>> START Page text

2

It feels like a a very basic question and I've already read through the docs and answers, that suggest my code should be working. This may really be a duplicate and I missed something, please, drop a link as I've already spent a couple of hours on this and it feels silly. Thank you in advance.

Python 3.6 code:

import json
print( json.loads( '{"text": \"\\u0444\\u044b\\u0432\\u0430\"}' ) )

Produces the following error:

Traceback (most recent call last):
  File "test2.py", line 28, in <module>
    print( json.loads( '{"txt": \"\\u0444\\u044b\\u0432\\u0430\"}' ) )
UnicodeEncodeError: 'ascii' codec can't encode characters in position 9-12: ordinal not in range(128)

I had an impression that I can do

jsn = json.dumps( my_dict )
# and later call
json.loads( jsn )

And I will get back my original dict, but this doesn't work for unicode characters.

Can I convert a string containing unicode characters back to python dict with json.loads ? Please, provide a minimum working code for my example.

>> END Page text
>> START Given records

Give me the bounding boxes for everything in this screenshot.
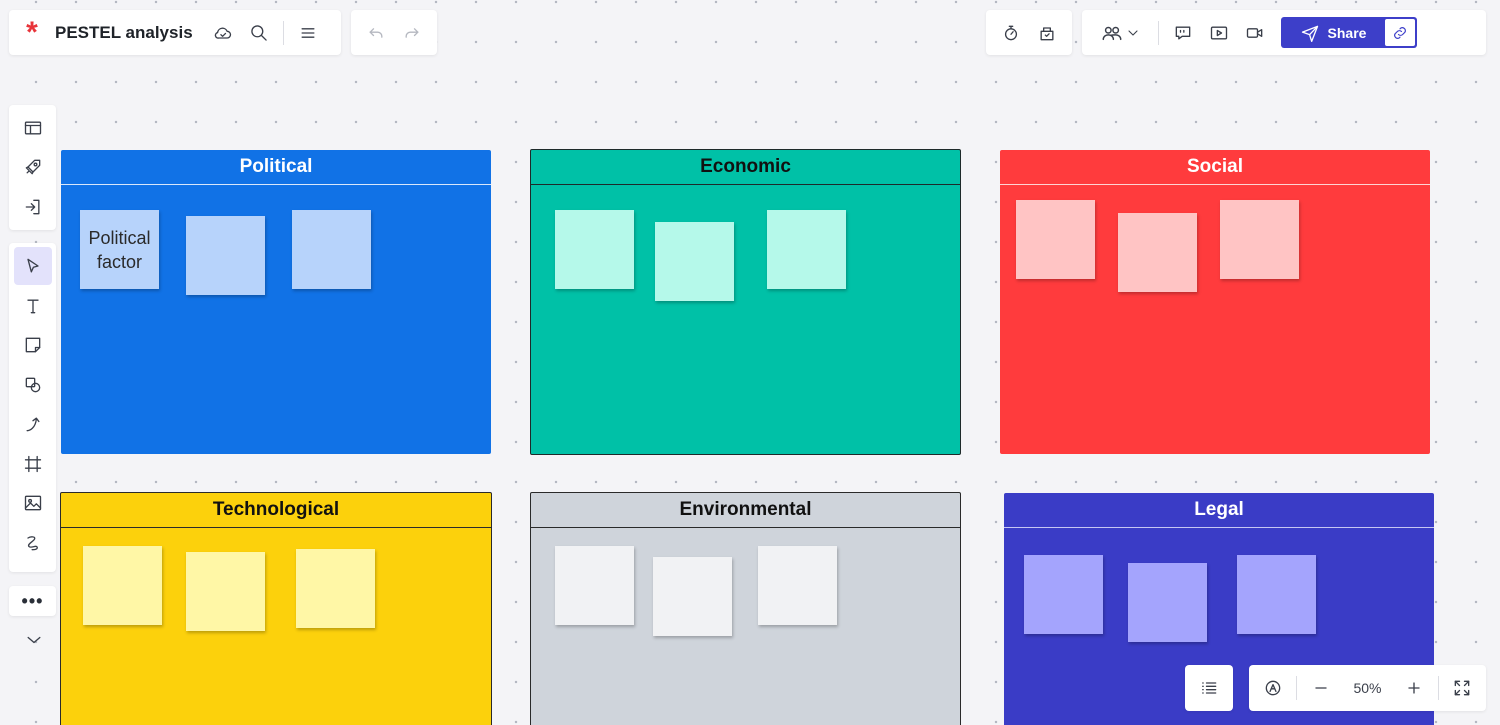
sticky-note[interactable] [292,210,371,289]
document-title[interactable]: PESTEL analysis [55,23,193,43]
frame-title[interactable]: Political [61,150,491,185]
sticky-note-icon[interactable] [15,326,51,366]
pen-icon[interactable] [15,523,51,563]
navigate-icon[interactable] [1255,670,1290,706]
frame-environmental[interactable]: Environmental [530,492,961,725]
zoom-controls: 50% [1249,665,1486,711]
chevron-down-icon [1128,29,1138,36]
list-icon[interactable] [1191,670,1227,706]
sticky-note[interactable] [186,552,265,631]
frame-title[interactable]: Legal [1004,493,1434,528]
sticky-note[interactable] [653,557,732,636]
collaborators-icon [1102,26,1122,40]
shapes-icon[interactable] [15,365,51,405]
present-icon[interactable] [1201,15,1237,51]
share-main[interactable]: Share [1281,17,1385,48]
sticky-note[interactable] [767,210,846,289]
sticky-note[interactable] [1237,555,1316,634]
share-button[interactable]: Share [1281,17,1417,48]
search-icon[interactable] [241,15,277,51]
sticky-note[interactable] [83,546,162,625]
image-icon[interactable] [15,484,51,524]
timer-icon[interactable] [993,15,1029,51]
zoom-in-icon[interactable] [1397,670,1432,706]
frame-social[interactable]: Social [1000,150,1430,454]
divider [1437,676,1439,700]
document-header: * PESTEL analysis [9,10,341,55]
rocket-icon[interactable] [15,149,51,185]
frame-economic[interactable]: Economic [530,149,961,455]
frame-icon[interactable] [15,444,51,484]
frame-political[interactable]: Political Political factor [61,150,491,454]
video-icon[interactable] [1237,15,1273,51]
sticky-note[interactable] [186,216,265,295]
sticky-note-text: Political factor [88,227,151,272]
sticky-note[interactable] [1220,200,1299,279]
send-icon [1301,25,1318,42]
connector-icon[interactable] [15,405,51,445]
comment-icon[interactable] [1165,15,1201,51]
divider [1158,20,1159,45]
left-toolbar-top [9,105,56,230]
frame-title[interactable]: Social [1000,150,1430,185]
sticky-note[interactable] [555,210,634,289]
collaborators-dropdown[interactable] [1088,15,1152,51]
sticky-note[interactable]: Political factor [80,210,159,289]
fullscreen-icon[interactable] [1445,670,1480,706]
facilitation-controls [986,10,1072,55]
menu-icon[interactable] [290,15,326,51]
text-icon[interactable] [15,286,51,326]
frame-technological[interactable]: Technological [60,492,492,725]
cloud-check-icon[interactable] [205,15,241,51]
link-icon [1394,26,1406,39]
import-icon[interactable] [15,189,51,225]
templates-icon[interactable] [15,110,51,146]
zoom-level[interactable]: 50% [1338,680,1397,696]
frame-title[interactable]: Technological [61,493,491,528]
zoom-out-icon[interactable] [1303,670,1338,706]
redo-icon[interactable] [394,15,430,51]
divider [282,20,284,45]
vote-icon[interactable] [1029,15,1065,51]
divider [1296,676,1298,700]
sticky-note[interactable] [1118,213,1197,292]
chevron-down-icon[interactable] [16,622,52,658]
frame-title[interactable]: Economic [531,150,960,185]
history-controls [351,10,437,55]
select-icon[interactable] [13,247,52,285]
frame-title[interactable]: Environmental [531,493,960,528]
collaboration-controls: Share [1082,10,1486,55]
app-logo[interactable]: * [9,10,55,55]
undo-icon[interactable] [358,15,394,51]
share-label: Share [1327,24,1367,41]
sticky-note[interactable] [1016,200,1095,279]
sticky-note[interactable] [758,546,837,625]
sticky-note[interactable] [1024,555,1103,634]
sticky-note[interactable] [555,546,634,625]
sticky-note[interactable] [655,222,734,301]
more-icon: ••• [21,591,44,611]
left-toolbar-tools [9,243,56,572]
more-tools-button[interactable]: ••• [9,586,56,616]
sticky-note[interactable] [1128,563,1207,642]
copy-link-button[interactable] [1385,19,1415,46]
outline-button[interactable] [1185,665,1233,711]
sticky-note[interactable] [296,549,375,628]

>> END Given records

- _To-do list_:
• 1. In the forum post, which Python version is the code written for?
• 2. Convert the part of the listing that opens with the line containing "sticky-note[interactable] [292,210,371,289]" and closes with the line containing "pen-icon[interactable] [15,523,51,563]" into a JSON list of strings. Use one string per line, and omit blank lines.
The listing has no connection to the forum post.

- _Answers_:
• 1. Python 3.6

• 2.
[
  "sticky-note[interactable] [292,210,371,289]",
  "document-title[interactable]: PESTEL analysis [55,23,193,43]",
  "frame-title[interactable]: Political [61,150,491,185]",
  "sticky-note-icon[interactable] [15,326,51,366]",
  "pen-icon[interactable] [15,523,51,563]"
]